[REQUIREMENT] Can you reproduce the data beneath, keeping every line exact?

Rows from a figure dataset
───
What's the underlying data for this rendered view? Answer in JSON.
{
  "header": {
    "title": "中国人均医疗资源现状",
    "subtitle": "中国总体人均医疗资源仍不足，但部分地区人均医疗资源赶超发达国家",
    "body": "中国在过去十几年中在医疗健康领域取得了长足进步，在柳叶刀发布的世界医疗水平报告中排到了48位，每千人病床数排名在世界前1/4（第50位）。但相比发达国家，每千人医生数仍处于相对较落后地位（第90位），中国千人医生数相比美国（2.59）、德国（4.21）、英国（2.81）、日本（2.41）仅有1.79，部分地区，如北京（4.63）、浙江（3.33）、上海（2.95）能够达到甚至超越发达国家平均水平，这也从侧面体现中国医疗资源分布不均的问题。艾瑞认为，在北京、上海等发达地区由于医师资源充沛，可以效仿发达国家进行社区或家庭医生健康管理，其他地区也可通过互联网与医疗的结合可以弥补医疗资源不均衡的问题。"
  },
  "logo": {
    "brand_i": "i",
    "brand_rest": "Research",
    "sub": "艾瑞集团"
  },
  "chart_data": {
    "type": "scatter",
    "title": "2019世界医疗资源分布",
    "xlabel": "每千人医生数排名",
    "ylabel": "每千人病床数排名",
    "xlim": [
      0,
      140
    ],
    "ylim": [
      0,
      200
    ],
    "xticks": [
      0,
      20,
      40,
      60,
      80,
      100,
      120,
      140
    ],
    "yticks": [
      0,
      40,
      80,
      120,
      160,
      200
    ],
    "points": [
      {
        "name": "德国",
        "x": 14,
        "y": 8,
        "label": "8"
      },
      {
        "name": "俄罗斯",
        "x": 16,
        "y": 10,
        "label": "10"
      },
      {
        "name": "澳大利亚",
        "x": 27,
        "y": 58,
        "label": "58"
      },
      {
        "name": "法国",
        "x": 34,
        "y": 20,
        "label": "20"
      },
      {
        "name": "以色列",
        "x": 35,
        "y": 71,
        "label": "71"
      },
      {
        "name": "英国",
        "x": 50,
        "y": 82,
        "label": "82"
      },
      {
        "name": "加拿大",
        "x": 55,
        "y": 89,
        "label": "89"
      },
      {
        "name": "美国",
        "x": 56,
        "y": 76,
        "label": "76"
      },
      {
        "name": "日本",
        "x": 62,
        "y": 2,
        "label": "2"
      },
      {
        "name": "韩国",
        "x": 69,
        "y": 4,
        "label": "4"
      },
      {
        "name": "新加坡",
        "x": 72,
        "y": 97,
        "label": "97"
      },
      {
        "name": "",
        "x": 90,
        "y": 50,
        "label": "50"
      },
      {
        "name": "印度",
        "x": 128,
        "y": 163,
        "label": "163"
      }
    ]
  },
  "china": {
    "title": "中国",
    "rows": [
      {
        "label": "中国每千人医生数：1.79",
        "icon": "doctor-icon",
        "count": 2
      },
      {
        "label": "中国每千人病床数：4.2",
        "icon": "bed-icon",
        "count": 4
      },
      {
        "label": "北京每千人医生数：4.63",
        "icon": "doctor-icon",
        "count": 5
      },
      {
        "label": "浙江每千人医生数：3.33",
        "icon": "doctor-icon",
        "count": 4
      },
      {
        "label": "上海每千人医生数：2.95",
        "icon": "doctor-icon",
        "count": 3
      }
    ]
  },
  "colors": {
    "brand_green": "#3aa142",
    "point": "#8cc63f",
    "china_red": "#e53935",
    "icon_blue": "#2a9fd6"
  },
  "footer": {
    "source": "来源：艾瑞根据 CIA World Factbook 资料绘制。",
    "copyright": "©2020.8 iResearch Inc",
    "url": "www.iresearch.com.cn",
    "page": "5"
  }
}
───
[THE COMPLETED TASK]
What's the underlying data for this rendered view? Answer in JSON.
{
  "header": {
    "title": "中国人均医疗资源现状",
    "subtitle": "中国总体人均医疗资源仍不足，但部分地区人均医疗资源赶超发达国家",
    "body": "中国在过去十几年中在医疗健康领域取得了长足进步，在柳叶刀发布的世界医疗水平报告中排到了48位，每千人病床数排名在世界前1/4（第50位）。但相比发达国家，每千人医生数仍处于相对较落后地位（第90位），中国千人医生数相比美国（2.59）、德国（4.21）、英国（2.81）、日本（2.41）仅有1.79，部分地区，如北京（4.63）、浙江（3.33）、上海（2.95）能够达到甚至超越发达国家平均水平，这也从侧面体现中国医疗资源分布不均的问题。艾瑞认为，在北京、上海等发达地区由于医师资源充沛，可以效仿发达国家进行社区或家庭医生健康管理，其他地区也可通过互联网与医疗的结合可以弥补医疗资源不均衡的问题。"
  },
  "logo": {
    "brand_i": "i",
    "brand_rest": "Research",
    "sub": "艾瑞集团"
  },
  "chart_data": {
    "type": "scatter",
    "title": "2019世界医疗资源分布",
    "xlabel": "每千人医生数排名",
    "ylabel": "每千人病床数排名",
    "xlim": [
      0,
      140
    ],
    "ylim": [
      0,
      200
    ],
    "xticks": [
      0,
      20,
      40,
      60,
      80,
      100,
      120,
      140
    ],
    "yticks": [
      0,
      40,
      80,
      120,
      160,
      200
    ],
    "points": [
      {
        "name": "德国",
        "x": 14,
        "y": 8,
        "label": "8"
      },
      {
        "name": "俄罗斯",
        "x": 16,
        "y": 10,
        "label": "10"
      },
      {
        "name": "澳大利亚",
        "x": 27,
        "y": 58,
        "label": "58"
      },
      {
        "name": "法国",
        "x": 34,
        "y": 20,
        "label": "20"
      },
      {
        "name": "以色列",
        "x": 35,
        "y": 71,
        "label": "71"
      },
      {
        "name": "英国",
        "x": 50,
        "y": 82,
        "label": "82"
      },
      {
        "name": "加拿大",
        "x": 55,
        "y": 89,
        "label": "89"
      },
      {
        "name": "美国",
        "x": 56,
        "y": 76,
        "label": "76"
      },
      {
        "name": "日本",
        "x": 62,
        "y": 2,
        "label": "2"
      },
      {
        "name": "韩国",
        "x": 69,
        "y": 4,
        "label": "4"
      },
      {
        "name": "新加坡",
        "x": 72,
        "y": 97,
        "label": "97"
      },
      {
        "name": "",
        "x": 90,
        "y": 50,
        "label": "50"
      },
      {
        "name": "印度",
        "x": 128,
        "y": 163,
        "label": "163"
      }
    ]
  },
  "china": {
    "title": "中国",
    "rows": [
      {
        "label": "中国每千人医生数：1.79",
        "icon": "doctor-icon",
        "count": 2
      },
      {
        "label": "中国每千人病床数：4.2",
        "icon": "bed-icon",
        "count": 4
      },
      {
        "label": "北京每千人医生数：4.63",
        "icon": "doctor-icon",
        "count": 5
      },
      {
        "label": "浙江每千人医生数：3.33",
        "icon": "doctor-icon",
        "count": 4
      },
      {
        "label": "上海每千人医生数：2.95",
        "icon": "doctor-icon",
        "count": 3
      }
    ]
  },
  "colors": {
    "brand_green": "#3aa142",
    "point": "#8cc63f",
    "china_red": "#e53935",
    "icon_blue": "#2a9fd6"
  },
  "footer": {
    "source": "来源：艾瑞根据 CIA World Factbook 资料绘制。",
    "copyright": "©2020.8 iResearch Inc",
    "url": "www.iresearch.com.cn",
    "page": "5"
  }
}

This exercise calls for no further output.